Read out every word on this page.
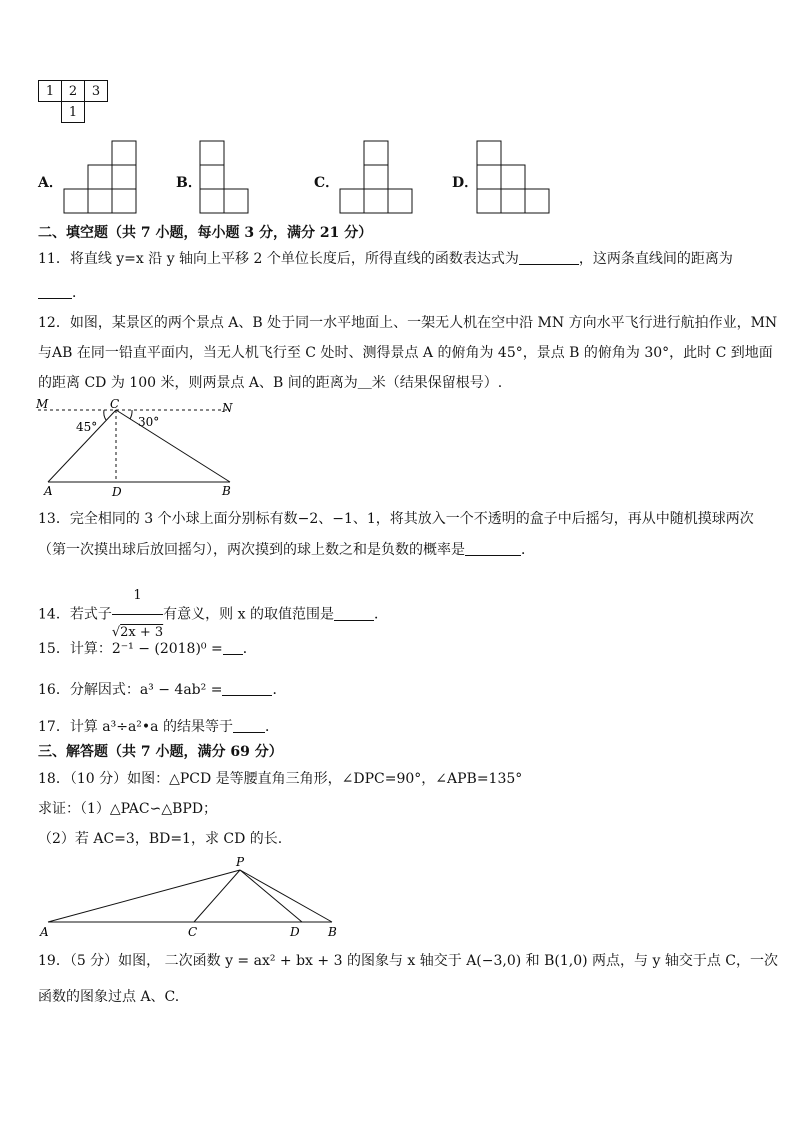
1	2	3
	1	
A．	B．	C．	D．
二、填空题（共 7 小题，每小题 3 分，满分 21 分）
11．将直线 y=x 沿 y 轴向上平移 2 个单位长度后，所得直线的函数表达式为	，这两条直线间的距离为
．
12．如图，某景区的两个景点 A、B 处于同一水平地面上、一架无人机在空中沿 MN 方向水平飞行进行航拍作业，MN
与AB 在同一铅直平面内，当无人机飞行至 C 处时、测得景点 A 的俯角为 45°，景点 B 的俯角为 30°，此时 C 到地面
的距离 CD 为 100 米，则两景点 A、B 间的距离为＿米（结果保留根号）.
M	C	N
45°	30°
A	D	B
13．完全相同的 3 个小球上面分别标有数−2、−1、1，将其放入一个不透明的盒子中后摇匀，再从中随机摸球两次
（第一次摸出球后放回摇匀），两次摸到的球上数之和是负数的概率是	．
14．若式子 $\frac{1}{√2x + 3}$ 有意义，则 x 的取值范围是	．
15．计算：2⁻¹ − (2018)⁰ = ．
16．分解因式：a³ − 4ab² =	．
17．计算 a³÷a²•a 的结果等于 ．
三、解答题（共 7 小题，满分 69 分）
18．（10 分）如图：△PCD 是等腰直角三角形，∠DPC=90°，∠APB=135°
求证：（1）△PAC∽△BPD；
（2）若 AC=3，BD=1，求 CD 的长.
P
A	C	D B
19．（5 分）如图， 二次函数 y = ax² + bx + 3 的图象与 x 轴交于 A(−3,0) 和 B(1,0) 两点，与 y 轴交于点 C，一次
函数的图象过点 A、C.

========================================

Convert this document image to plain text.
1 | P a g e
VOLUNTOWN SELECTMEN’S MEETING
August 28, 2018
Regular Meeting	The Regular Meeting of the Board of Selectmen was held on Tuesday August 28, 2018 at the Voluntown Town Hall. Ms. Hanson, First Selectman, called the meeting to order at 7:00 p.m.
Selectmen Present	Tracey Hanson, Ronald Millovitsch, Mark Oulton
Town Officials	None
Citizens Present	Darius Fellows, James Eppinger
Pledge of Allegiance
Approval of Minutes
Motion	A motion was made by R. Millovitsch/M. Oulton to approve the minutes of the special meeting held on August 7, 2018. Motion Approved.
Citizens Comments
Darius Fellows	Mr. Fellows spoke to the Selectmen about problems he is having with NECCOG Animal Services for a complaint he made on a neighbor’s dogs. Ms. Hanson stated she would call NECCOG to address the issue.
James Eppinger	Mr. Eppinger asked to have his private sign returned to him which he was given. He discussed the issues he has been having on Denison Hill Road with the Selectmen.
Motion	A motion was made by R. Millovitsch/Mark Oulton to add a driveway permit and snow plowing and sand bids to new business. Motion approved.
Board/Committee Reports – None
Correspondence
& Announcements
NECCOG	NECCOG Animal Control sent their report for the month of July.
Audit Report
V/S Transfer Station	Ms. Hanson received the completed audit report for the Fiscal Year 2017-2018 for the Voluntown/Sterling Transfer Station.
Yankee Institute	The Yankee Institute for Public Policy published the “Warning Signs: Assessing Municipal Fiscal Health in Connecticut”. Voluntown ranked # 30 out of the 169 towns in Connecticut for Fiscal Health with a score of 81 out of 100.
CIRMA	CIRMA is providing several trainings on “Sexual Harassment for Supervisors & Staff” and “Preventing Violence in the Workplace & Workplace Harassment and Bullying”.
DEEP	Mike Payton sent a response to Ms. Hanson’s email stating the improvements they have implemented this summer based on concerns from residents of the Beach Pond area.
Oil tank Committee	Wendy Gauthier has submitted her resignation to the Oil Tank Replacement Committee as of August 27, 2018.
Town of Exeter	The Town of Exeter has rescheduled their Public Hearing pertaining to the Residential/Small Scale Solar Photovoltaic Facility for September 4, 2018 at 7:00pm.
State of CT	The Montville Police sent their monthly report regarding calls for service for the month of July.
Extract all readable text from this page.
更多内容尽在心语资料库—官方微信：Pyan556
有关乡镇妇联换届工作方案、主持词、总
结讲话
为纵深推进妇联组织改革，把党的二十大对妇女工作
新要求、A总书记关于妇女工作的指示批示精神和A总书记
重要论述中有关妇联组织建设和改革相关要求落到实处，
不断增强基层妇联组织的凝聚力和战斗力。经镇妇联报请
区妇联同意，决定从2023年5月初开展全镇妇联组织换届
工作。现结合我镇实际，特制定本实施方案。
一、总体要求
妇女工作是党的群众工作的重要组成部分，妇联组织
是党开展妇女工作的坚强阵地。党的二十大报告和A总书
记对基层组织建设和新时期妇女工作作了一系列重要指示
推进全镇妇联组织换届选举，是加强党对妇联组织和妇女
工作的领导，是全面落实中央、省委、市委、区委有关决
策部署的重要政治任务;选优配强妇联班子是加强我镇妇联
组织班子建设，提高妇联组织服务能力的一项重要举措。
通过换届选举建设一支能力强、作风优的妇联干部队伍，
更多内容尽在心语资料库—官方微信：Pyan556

========================================

Stated task:
Pick out the lines above containing the word "Citizens", then copy them.

Correct output:
Citizens Present	Darius Fellows, James Eppinger
Citizens Comments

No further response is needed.